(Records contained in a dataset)

--------

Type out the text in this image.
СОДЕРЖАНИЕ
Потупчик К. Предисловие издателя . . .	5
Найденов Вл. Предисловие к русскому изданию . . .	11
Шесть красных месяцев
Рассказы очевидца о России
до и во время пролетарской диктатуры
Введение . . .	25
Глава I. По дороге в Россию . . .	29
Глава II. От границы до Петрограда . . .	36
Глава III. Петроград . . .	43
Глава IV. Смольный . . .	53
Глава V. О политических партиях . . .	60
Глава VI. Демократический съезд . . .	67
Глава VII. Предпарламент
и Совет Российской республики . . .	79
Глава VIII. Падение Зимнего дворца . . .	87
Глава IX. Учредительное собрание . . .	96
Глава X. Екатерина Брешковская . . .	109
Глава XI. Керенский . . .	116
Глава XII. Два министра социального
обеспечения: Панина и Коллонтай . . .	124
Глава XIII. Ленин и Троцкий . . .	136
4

--------

#### EXERCISE DETAILS:
Which lines contain "Предисловие"? Copy each of them out.

#### EXERCISE OUTPUT:
Потупчик К. Предисловие издателя . . .	5
Найденов Вл. Предисловие к русскому изданию . . .	11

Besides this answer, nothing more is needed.